start Records supplied
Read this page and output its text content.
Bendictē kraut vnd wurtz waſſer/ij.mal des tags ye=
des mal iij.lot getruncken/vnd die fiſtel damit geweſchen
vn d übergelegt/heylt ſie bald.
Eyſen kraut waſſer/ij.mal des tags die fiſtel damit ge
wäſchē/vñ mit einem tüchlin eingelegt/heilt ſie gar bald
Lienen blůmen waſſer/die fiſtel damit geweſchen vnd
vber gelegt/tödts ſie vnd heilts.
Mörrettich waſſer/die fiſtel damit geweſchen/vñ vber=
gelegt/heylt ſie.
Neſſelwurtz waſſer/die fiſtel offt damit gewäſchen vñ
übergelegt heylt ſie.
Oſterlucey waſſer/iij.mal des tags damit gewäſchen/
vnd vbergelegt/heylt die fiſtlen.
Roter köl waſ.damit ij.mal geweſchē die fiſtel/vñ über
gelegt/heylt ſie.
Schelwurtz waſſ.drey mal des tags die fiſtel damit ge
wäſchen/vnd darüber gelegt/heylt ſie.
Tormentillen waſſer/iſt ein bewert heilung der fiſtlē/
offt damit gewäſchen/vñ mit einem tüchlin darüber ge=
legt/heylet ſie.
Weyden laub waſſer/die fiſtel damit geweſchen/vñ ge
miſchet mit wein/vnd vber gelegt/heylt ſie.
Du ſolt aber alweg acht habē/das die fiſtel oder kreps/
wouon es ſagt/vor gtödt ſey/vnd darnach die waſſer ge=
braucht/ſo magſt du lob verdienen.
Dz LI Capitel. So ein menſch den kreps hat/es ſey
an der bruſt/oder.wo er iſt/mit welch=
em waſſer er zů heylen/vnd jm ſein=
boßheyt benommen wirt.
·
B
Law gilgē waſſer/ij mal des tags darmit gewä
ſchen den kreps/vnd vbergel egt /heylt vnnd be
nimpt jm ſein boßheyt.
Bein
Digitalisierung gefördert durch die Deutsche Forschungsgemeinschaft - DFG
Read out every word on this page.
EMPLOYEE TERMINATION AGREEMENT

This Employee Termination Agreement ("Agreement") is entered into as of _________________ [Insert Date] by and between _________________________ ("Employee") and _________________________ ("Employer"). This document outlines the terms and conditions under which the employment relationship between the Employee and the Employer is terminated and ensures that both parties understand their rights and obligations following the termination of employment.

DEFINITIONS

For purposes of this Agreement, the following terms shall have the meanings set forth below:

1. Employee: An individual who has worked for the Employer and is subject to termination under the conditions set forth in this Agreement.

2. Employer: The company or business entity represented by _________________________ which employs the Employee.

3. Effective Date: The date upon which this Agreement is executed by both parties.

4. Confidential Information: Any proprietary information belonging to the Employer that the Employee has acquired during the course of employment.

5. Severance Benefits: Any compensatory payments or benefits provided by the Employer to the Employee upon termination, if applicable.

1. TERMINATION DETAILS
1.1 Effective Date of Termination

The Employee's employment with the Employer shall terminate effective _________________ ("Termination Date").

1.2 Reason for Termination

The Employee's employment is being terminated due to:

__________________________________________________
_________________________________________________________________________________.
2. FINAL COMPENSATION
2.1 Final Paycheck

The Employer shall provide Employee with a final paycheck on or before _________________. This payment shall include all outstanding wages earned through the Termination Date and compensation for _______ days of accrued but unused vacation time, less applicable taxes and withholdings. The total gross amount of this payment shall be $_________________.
end Records supplied
> _Exercise prompt_
Return each line of the data exactly as written above.

> _Output of the task_
Read this page and output its text content.
Bendictē kraut vnd wurtz waſſer/ij.mal des tags ye=
des mal iij.lot getruncken/vnd die fiſtel damit geweſchen
vn d übergelegt/heylt ſie bald.
Eyſen kraut waſſer/ij.mal des tags die fiſtel damit ge
wäſchē/vñ mit einem tüchlin eingelegt/heilt ſie gar bald
Lienen blůmen waſſer/die fiſtel damit geweſchen vnd
vber gelegt/tödts ſie vnd heilts.
Mörrettich waſſer/die fiſtel damit geweſchen/vñ vber=
gelegt/heylt ſie.
Neſſelwurtz waſſer/die fiſtel offt damit gewäſchen vñ
übergelegt heylt ſie.
Oſterlucey waſſer/iij.mal des tags damit gewäſchen/
vnd vbergelegt/heylt die fiſtlen.
Roter köl waſ.damit ij.mal geweſchē die fiſtel/vñ über
gelegt/heylt ſie.
Schelwurtz waſſ.drey mal des tags die fiſtel damit ge
wäſchen/vnd darüber gelegt/heylt ſie.
Tormentillen waſſer/iſt ein bewert heilung der fiſtlē/
offt damit gewäſchen/vñ mit einem tüchlin darüber ge=
legt/heylet ſie.
Weyden laub waſſer/die fiſtel damit geweſchen/vñ ge
miſchet mit wein/vnd vber gelegt/heylt ſie.
Du ſolt aber alweg acht habē/das die fiſtel oder kreps/
wouon es ſagt/vor gtödt ſey/vnd darnach die waſſer ge=
braucht/ſo magſt du lob verdienen.
Dz LI Capitel. So ein menſch den kreps hat/es ſey
an der bruſt/oder.wo er iſt/mit welch=
em waſſer er zů heylen/vnd jm ſein=
boßheyt benommen wirt.
·
B
Law gilgē waſſer/ij mal des tags darmit gewä
ſchen den kreps/vnd vbergel egt /heylt vnnd be
nimpt jm ſein boßheyt.
Bein
Digitalisierung gefördert durch die Deutsche Forschungsgemeinschaft - DFG
Read out every word on this page.
EMPLOYEE TERMINATION AGREEMENT

This Employee Termination Agreement ("Agreement") is entered into as of _________________ [Insert Date] by and between _________________________ ("Employee") and _________________________ ("Employer"). This document outlines the terms and conditions under which the employment relationship between the Employee and the Employer is terminated and ensures that both parties understand their rights and obligations following the termination of employment.

DEFINITIONS

For purposes of this Agreement, the following terms shall have the meanings set forth below:

1. Employee: An individual who has worked for the Employer and is subject to termination under the conditions set forth in this Agreement.

2. Employer: The company or business entity represented by _________________________ which employs the Employee.

3. Effective Date: The date upon which this Agreement is executed by both parties.

4. Confidential Information: Any proprietary information belonging to the Employer that the Employee has acquired during the course of employment.

5. Severance Benefits: Any compensatory payments or benefits provided by the Employer to the Employee upon termination, if applicable.

1. TERMINATION DETAILS
1.1 Effective Date of Termination

The Employee's employment with the Employer shall terminate effective _________________ ("Termination Date").

1.2 Reason for Termination

The Employee's employment is being terminated due to:

__________________________________________________
_________________________________________________________________________________.
2. FINAL COMPENSATION
2.1 Final Paycheck

The Employer shall provide Employee with a final paycheck on or before _________________. This payment shall include all outstanding wages earned through the Termination Date and compensation for _______ days of accrued but unused vacation time, less applicable taxes and withholdings. The total gross amount of this payment shall be $_________________.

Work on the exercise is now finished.